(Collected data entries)
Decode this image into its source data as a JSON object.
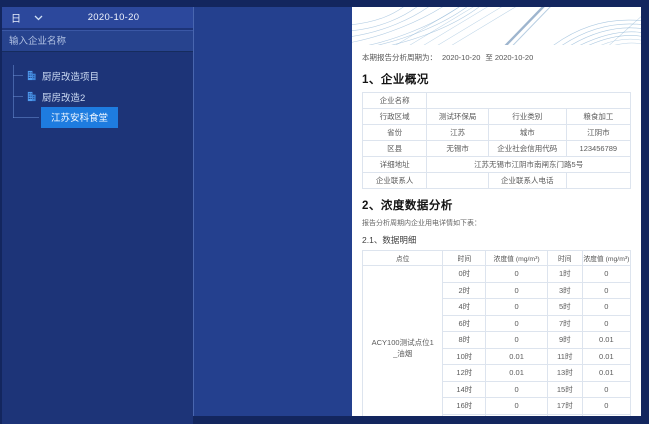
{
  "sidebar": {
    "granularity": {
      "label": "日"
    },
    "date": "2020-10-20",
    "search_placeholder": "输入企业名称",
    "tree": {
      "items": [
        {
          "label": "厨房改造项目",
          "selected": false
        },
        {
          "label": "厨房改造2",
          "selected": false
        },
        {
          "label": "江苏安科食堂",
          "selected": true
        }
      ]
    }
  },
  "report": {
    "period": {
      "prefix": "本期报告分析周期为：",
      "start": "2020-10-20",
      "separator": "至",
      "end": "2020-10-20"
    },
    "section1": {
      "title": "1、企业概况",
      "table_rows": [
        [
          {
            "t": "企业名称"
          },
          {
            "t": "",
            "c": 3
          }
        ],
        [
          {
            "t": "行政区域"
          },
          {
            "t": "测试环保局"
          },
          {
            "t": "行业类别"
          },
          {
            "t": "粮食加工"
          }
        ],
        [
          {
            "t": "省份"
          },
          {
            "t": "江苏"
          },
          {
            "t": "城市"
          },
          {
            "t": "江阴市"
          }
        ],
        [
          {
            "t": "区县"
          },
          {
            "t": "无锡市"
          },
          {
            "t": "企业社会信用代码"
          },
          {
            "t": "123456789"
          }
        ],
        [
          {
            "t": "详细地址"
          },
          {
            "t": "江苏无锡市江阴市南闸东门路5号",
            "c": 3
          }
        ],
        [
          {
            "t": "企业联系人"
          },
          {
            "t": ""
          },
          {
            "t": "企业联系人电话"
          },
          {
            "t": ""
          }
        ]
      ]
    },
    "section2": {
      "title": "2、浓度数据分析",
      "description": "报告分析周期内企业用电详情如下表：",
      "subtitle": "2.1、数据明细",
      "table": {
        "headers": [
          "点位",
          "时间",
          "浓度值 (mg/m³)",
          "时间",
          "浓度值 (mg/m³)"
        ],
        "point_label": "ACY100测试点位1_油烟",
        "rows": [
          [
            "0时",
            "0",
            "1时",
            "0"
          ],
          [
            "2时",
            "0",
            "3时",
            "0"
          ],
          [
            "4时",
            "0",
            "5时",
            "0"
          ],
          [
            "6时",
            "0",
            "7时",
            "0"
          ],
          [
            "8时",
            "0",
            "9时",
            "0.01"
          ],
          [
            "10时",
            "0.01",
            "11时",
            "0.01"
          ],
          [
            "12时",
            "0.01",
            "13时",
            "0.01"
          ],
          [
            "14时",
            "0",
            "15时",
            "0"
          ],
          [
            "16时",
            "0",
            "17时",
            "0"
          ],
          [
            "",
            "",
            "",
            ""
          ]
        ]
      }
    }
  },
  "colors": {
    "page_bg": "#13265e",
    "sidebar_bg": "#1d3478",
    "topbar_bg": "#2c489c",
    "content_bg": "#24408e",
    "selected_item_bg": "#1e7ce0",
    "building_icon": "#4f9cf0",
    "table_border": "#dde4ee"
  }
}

Written instruction:
Reproduce the material above verbatim; omit every picture.

Complete response:
Decode this image into its source data as a JSON object.
{
  "sidebar": {
    "granularity": {
      "label": "日"
    },
    "date": "2020-10-20",
    "search_placeholder": "输入企业名称",
    "tree": {
      "items": [
        {
          "label": "厨房改造项目",
          "selected": false
        },
        {
          "label": "厨房改造2",
          "selected": false
        },
        {
          "label": "江苏安科食堂",
          "selected": true
        }
      ]
    }
  },
  "report": {
    "period": {
      "prefix": "本期报告分析周期为：",
      "start": "2020-10-20",
      "separator": "至",
      "end": "2020-10-20"
    },
    "section1": {
      "title": "1、企业概况",
      "table_rows": [
        [
          {
            "t": "企业名称"
          },
          {
            "t": "",
            "c": 3
          }
        ],
        [
          {
            "t": "行政区域"
          },
          {
            "t": "测试环保局"
          },
          {
            "t": "行业类别"
          },
          {
            "t": "粮食加工"
          }
        ],
        [
          {
            "t": "省份"
          },
          {
            "t": "江苏"
          },
          {
            "t": "城市"
          },
          {
            "t": "江阴市"
          }
        ],
        [
          {
            "t": "区县"
          },
          {
            "t": "无锡市"
          },
          {
            "t": "企业社会信用代码"
          },
          {
            "t": "123456789"
          }
        ],
        [
          {
            "t": "详细地址"
          },
          {
            "t": "江苏无锡市江阴市南闸东门路5号",
            "c": 3
          }
        ],
        [
          {
            "t": "企业联系人"
          },
          {
            "t": ""
          },
          {
            "t": "企业联系人电话"
          },
          {
            "t": ""
          }
        ]
      ]
    },
    "section2": {
      "title": "2、浓度数据分析",
      "description": "报告分析周期内企业用电详情如下表：",
      "subtitle": "2.1、数据明细",
      "table": {
        "headers": [
          "点位",
          "时间",
          "浓度值 (mg/m³)",
          "时间",
          "浓度值 (mg/m³)"
        ],
        "point_label": "ACY100测试点位1_油烟",
        "rows": [
          [
            "0时",
            "0",
            "1时",
            "0"
          ],
          [
            "2时",
            "0",
            "3时",
            "0"
          ],
          [
            "4时",
            "0",
            "5时",
            "0"
          ],
          [
            "6时",
            "0",
            "7时",
            "0"
          ],
          [
            "8时",
            "0",
            "9时",
            "0.01"
          ],
          [
            "10时",
            "0.01",
            "11时",
            "0.01"
          ],
          [
            "12时",
            "0.01",
            "13时",
            "0.01"
          ],
          [
            "14时",
            "0",
            "15时",
            "0"
          ],
          [
            "16时",
            "0",
            "17时",
            "0"
          ],
          [
            "",
            "",
            "",
            ""
          ]
        ]
      }
    }
  },
  "colors": {
    "page_bg": "#13265e",
    "sidebar_bg": "#1d3478",
    "topbar_bg": "#2c489c",
    "content_bg": "#24408e",
    "selected_item_bg": "#1e7ce0",
    "building_icon": "#4f9cf0",
    "table_border": "#dde4ee"
  }
}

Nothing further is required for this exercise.